• **What is asked**
Write out the records that appear below, verbatim and complete, but without pictures.

• **Supplied records**
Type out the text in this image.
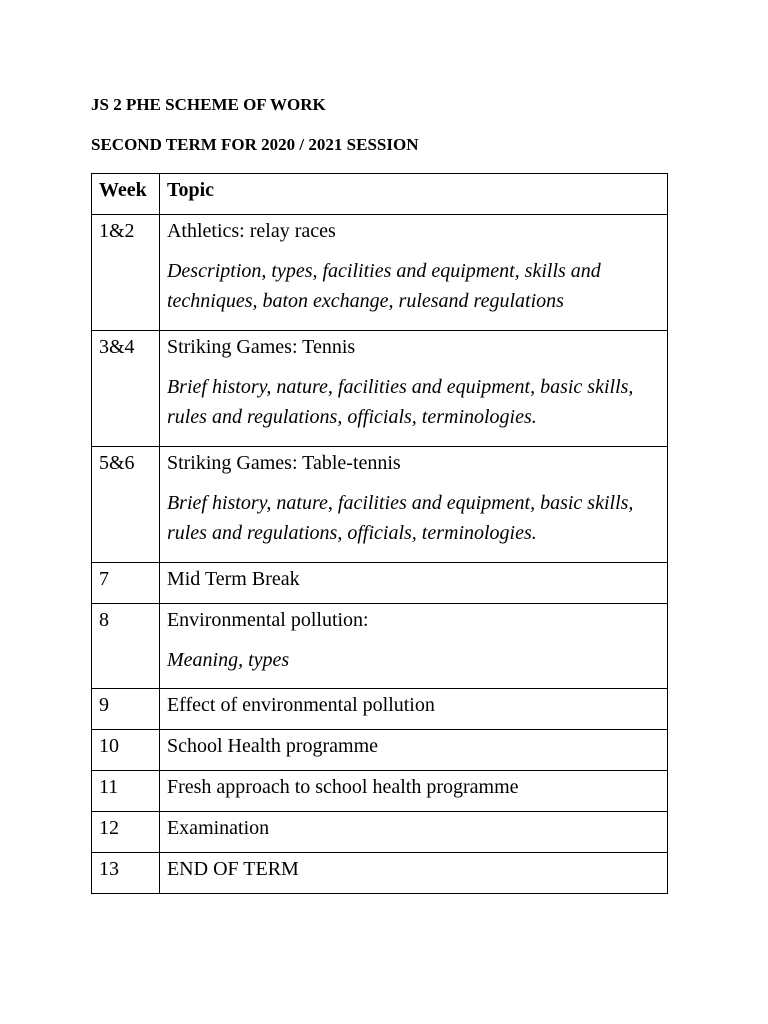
JS 2 PHE SCHEME OF WORK
SECOND TERM FOR 2020 / 2021 SESSION
Week	Topic

1&2	Athletics: relay races
Description, types, facilities and equipment, skills and techniques, baton exchange, rulesand regulations

3&4	Striking Games: Tennis
Brief history, nature, facilities and equipment, basic skills, rules and regulations, officials, terminologies.

5&6	Striking Games: Table-tennis
Brief history, nature, facilities and equipment, basic skills, rules and regulations, officials, terminologies.

7	Mid Term Break

8	Environmental pollution:
Meaning, types

9	Effect of environmental pollution

10	School Health programme

11	Fresh approach to school health programme

12	Examination

13	END OF TERM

• **Finished exercise**
Type out the text in this image.
JS 2 PHE SCHEME OF WORK
SECOND TERM FOR 2020 / 2021 SESSION
Week	Topic

1&2	Athletics: relay races
Description, types, facilities and equipment, skills and techniques, baton exchange, rulesand regulations

3&4	Striking Games: Tennis
Brief history, nature, facilities and equipment, basic skills, rules and regulations, officials, terminologies.

5&6	Striking Games: Table-tennis
Brief history, nature, facilities and equipment, basic skills, rules and regulations, officials, terminologies.

7	Mid Term Break

8	Environmental pollution:
Meaning, types

9	Effect of environmental pollution

10	School Health programme

11	Fresh approach to school health programme

12	Examination

13	END OF TERM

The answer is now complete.